> _Short exercise_
Pictures do not belong in the copy; restate the records below word for word.

> _Extracted entries_
start

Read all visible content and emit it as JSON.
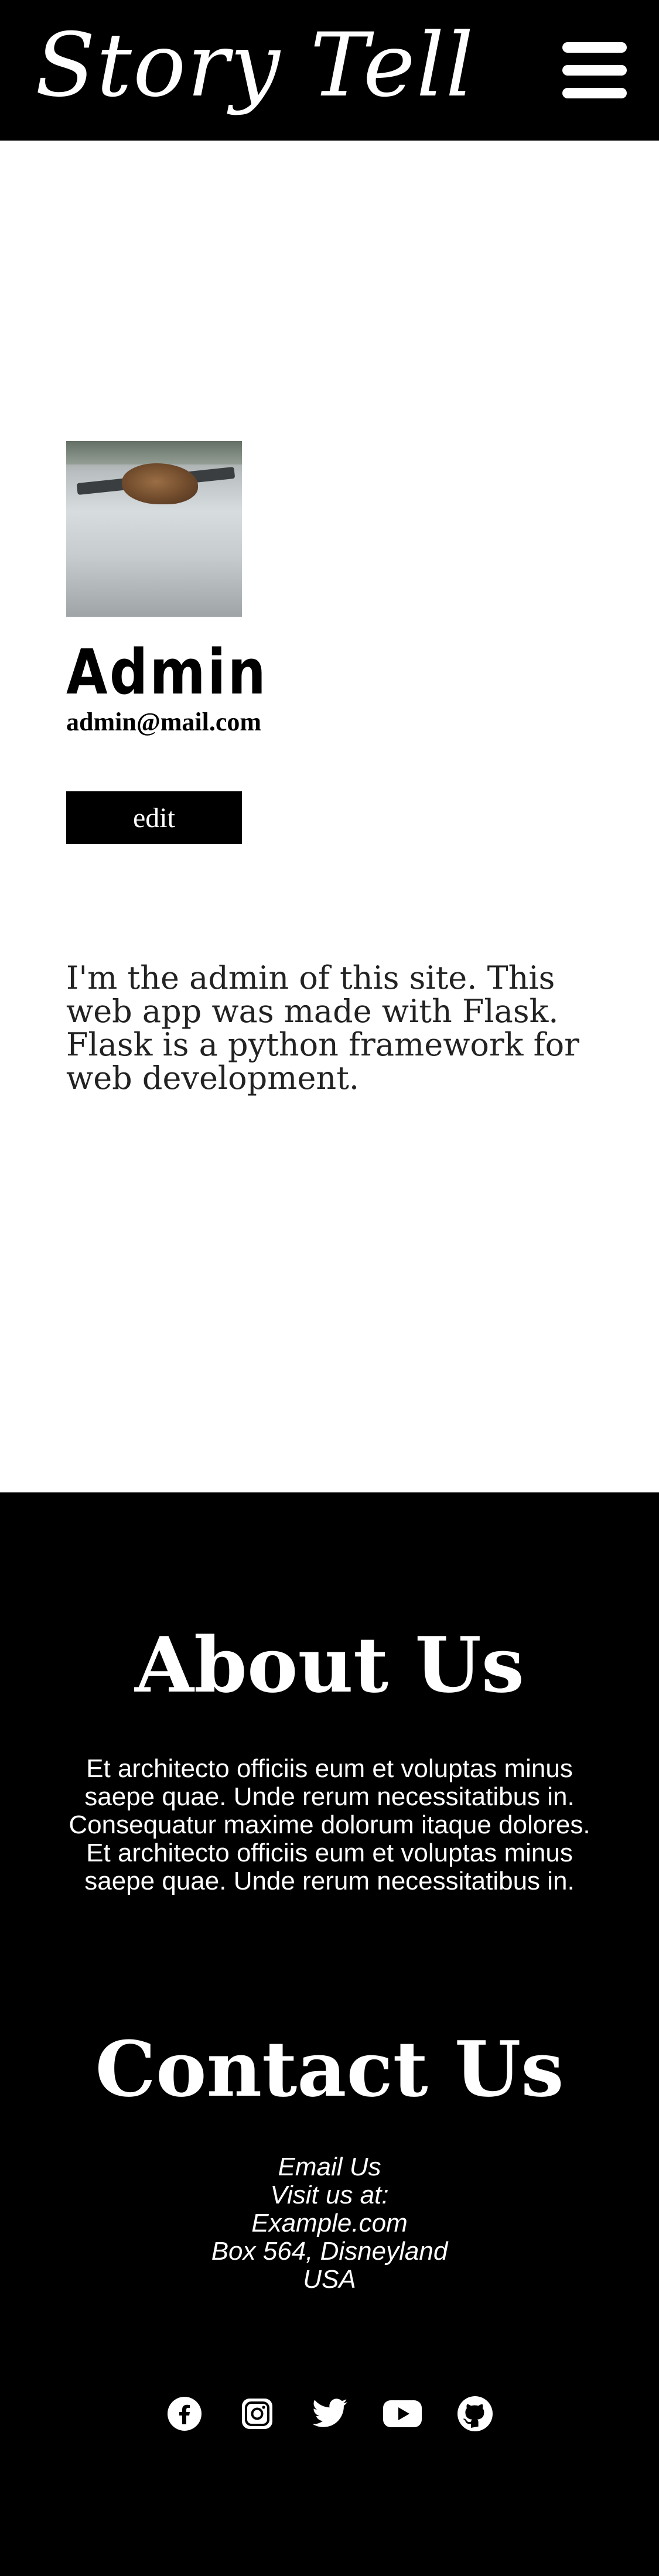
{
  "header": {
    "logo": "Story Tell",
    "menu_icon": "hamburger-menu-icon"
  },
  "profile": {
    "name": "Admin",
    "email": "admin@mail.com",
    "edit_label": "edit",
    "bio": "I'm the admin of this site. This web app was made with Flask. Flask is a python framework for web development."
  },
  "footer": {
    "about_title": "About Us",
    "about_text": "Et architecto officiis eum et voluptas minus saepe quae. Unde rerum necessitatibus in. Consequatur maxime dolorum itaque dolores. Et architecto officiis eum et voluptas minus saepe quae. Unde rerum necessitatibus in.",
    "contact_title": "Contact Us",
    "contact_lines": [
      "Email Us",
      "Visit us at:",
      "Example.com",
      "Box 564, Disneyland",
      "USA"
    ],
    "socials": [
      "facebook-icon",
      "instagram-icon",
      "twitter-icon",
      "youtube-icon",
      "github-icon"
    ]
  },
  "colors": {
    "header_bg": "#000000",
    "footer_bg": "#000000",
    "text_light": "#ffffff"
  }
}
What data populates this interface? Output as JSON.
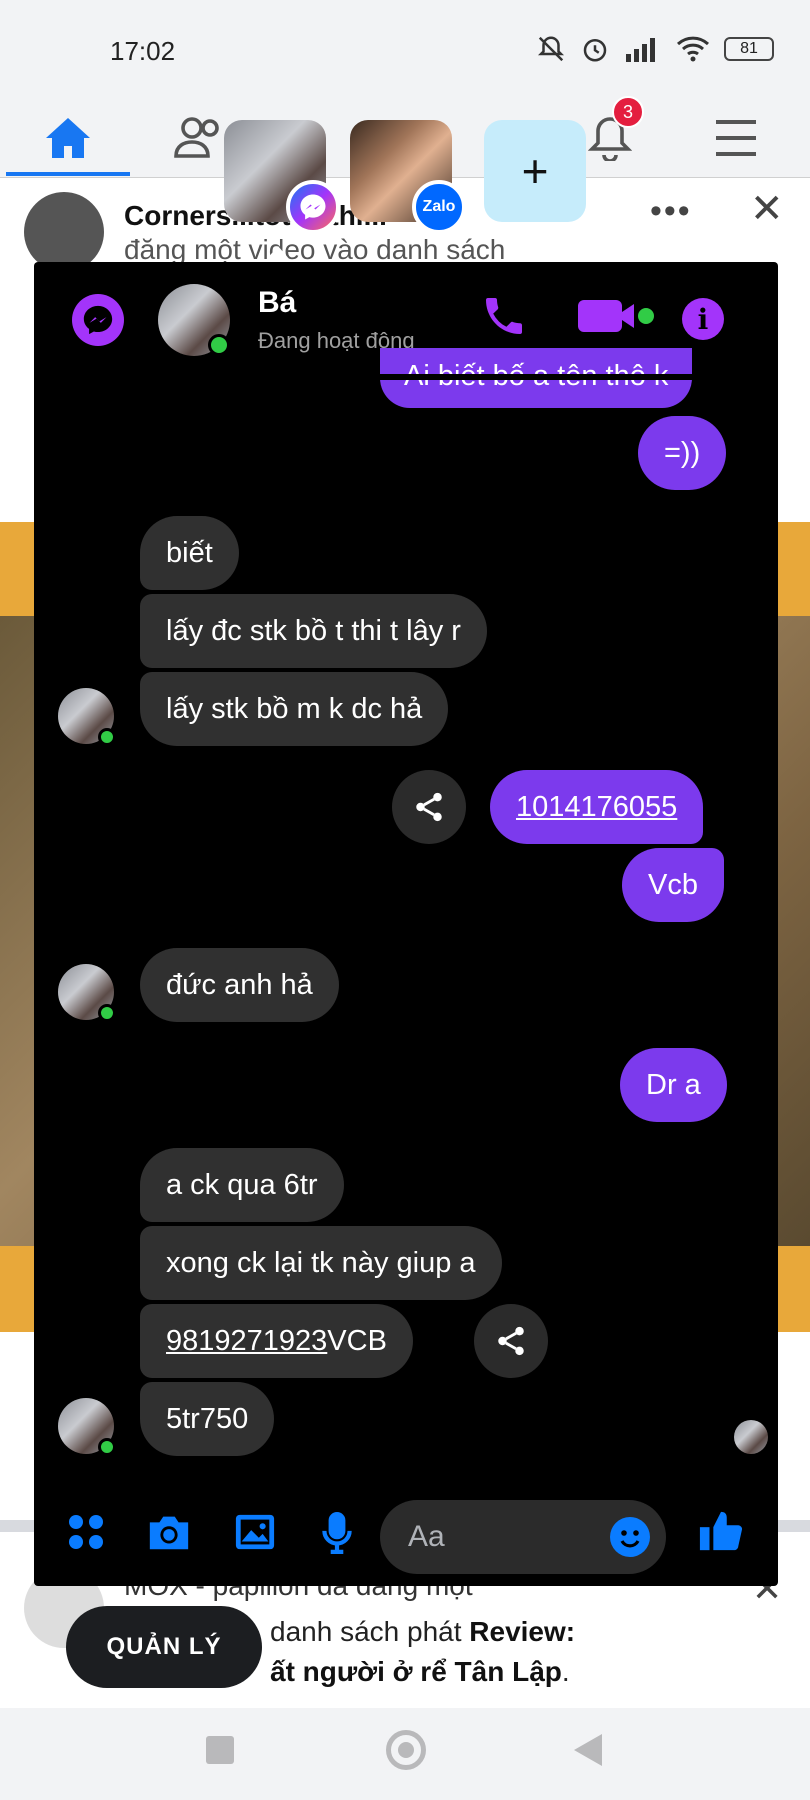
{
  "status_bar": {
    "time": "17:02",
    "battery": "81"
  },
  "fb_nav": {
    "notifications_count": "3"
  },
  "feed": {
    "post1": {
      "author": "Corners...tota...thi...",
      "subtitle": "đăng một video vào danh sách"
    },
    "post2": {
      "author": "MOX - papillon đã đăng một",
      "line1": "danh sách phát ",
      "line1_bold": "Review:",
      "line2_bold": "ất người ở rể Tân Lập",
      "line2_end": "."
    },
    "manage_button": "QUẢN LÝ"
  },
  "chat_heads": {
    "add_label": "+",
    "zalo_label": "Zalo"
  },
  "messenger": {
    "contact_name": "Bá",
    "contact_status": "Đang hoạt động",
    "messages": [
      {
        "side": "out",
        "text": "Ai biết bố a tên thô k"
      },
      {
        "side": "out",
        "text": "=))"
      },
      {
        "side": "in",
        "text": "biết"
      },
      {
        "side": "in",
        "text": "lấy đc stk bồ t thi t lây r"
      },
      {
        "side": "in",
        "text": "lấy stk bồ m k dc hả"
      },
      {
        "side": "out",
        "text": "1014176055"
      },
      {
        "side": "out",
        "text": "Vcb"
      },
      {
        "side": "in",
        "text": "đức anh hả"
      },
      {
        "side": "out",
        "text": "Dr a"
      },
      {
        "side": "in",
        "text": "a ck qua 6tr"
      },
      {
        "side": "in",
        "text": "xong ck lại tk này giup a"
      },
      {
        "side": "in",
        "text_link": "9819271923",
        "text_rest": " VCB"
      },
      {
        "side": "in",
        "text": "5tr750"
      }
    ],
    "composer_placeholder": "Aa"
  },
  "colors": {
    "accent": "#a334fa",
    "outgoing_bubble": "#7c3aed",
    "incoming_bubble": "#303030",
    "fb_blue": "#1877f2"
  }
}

end

> _Output_
Read all visible content and emit it as JSON.
{
  "header": {
    "logo": "Story Tell",
    "menu_icon": "hamburger-menu-icon"
  },
  "profile": {
    "name": "Admin",
    "email": "admin@mail.com",
    "edit_label": "edit",
    "bio": "I'm the admin of this site. This web app was made with Flask. Flask is a python framework for web development."
  },
  "footer": {
    "about_title": "About Us",
    "about_text": "Et architecto officiis eum et voluptas minus saepe quae. Unde rerum necessitatibus in. Consequatur maxime dolorum itaque dolores. Et architecto officiis eum et voluptas minus saepe quae. Unde rerum necessitatibus in.",
    "contact_title": "Contact Us",
    "contact_lines": [
      "Email Us",
      "Visit us at:",
      "Example.com",
      "Box 564, Disneyland",
      "USA"
    ],
    "socials": [
      "facebook-icon",
      "instagram-icon",
      "twitter-icon",
      "youtube-icon",
      "github-icon"
    ]
  },
  "colors": {
    "header_bg": "#000000",
    "footer_bg": "#000000",
    "text_light": "#ffffff"
  }
}
What data populates this interface? Output as JSON.
{
  "status_bar": {
    "time": "17:02",
    "battery": "81"
  },
  "fb_nav": {
    "notifications_count": "3"
  },
  "feed": {
    "post1": {
      "author": "Corners...tota...thi...",
      "subtitle": "đăng một video vào danh sách"
    },
    "post2": {
      "author": "MOX - papillon đã đăng một",
      "line1": "danh sách phát ",
      "line1_bold": "Review:",
      "line2_bold": "ất người ở rể Tân Lập",
      "line2_end": "."
    },
    "manage_button": "QUẢN LÝ"
  },
  "chat_heads": {
    "add_label": "+",
    "zalo_label": "Zalo"
  },
  "messenger": {
    "contact_name": "Bá",
    "contact_status": "Đang hoạt động",
    "messages": [
      {
        "side": "out",
        "text": "Ai biết bố a tên thô k"
      },
      {
        "side": "out",
        "text": "=))"
      },
      {
        "side": "in",
        "text": "biết"
      },
      {
        "side": "in",
        "text": "lấy đc stk bồ t thi t lây r"
      },
      {
        "side": "in",
        "text": "lấy stk bồ m k dc hả"
      },
      {
        "side": "out",
        "text": "1014176055"
      },
      {
        "side": "out",
        "text": "Vcb"
      },
      {
        "side": "in",
        "text": "đức anh hả"
      },
      {
        "side": "out",
        "text": "Dr a"
      },
      {
        "side": "in",
        "text": "a ck qua 6tr"
      },
      {
        "side": "in",
        "text": "xong ck lại tk này giup a"
      },
      {
        "side": "in",
        "text_link": "9819271923",
        "text_rest": " VCB"
      },
      {
        "side": "in",
        "text": "5tr750"
      }
    ],
    "composer_placeholder": "Aa"
  },
  "colors": {
    "accent": "#a334fa",
    "outgoing_bubble": "#7c3aed",
    "incoming_bubble": "#303030",
    "fb_blue": "#1877f2"
  }
}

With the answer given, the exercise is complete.